>> begin Record set

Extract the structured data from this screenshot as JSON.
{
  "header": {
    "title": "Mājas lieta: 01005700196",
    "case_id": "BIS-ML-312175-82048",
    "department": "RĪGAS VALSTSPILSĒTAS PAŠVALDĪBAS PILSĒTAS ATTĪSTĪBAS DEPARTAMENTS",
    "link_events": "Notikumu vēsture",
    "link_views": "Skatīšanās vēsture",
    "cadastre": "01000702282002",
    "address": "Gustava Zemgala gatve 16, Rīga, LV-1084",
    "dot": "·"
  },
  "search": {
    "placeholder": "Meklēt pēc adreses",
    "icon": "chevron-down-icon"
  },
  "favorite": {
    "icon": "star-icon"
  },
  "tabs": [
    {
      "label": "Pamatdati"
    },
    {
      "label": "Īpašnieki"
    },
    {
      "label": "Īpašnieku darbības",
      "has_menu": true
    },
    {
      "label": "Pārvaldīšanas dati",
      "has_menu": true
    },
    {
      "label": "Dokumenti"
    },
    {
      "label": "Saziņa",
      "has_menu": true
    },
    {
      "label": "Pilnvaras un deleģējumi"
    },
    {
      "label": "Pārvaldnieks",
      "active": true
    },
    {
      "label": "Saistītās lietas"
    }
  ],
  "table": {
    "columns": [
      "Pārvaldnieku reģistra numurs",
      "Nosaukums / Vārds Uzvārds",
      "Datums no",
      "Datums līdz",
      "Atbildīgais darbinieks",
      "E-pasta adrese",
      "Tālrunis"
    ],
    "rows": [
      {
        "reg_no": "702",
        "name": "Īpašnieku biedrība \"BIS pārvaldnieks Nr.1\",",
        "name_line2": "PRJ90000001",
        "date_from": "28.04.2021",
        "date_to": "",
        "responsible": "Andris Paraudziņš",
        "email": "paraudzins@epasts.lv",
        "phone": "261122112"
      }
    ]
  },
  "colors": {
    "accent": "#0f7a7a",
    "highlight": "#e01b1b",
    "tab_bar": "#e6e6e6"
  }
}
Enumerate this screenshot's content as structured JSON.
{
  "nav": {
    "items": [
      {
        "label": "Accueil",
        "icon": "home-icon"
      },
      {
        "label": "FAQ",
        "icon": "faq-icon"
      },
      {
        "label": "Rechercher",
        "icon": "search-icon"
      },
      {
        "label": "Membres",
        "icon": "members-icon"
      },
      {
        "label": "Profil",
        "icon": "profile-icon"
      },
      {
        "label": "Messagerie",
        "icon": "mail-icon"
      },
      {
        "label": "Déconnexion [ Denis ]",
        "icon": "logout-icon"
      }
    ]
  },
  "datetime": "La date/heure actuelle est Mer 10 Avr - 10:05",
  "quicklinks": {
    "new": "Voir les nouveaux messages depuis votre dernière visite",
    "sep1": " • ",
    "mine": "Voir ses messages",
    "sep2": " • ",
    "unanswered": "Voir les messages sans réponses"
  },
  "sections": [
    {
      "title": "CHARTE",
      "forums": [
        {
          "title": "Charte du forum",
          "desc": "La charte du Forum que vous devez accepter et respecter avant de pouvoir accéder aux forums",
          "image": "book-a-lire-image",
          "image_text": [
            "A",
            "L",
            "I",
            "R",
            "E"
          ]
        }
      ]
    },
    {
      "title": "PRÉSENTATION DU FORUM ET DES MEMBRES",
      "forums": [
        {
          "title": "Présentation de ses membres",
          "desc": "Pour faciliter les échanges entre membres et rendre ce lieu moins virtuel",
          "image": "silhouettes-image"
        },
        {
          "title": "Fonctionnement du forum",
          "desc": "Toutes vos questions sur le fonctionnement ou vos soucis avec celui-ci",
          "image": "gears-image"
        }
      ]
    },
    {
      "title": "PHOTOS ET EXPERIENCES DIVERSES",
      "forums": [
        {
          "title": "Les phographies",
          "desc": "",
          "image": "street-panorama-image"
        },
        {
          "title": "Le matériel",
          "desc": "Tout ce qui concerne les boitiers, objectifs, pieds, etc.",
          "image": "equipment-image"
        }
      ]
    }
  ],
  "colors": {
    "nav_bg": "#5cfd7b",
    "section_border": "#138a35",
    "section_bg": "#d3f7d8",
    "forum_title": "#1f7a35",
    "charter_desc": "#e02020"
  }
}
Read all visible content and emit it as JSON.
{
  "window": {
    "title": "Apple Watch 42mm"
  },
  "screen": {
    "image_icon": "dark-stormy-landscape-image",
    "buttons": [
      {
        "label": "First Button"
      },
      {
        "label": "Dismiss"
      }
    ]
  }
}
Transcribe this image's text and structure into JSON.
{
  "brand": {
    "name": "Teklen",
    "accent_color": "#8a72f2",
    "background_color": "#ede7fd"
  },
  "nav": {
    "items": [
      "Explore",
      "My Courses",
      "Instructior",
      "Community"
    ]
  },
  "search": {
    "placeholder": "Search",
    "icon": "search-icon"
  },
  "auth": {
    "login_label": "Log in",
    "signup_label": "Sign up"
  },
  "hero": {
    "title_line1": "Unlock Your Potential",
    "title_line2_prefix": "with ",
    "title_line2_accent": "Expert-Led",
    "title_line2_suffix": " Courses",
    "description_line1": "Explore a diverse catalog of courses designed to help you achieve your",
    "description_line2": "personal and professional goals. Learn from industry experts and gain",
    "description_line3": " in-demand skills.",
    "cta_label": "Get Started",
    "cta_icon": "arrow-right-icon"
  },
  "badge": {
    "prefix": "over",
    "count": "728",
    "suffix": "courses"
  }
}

>> end Record set

**What the task asks**
Find each line in the records holding the string "JSON" and show it.

**Result of this exercise**
Extract the structured data from this screenshot as JSON.
Enumerate this screenshot's content as structured JSON.
Read all visible content and emit it as JSON.
Transcribe this image's text and structure into JSON.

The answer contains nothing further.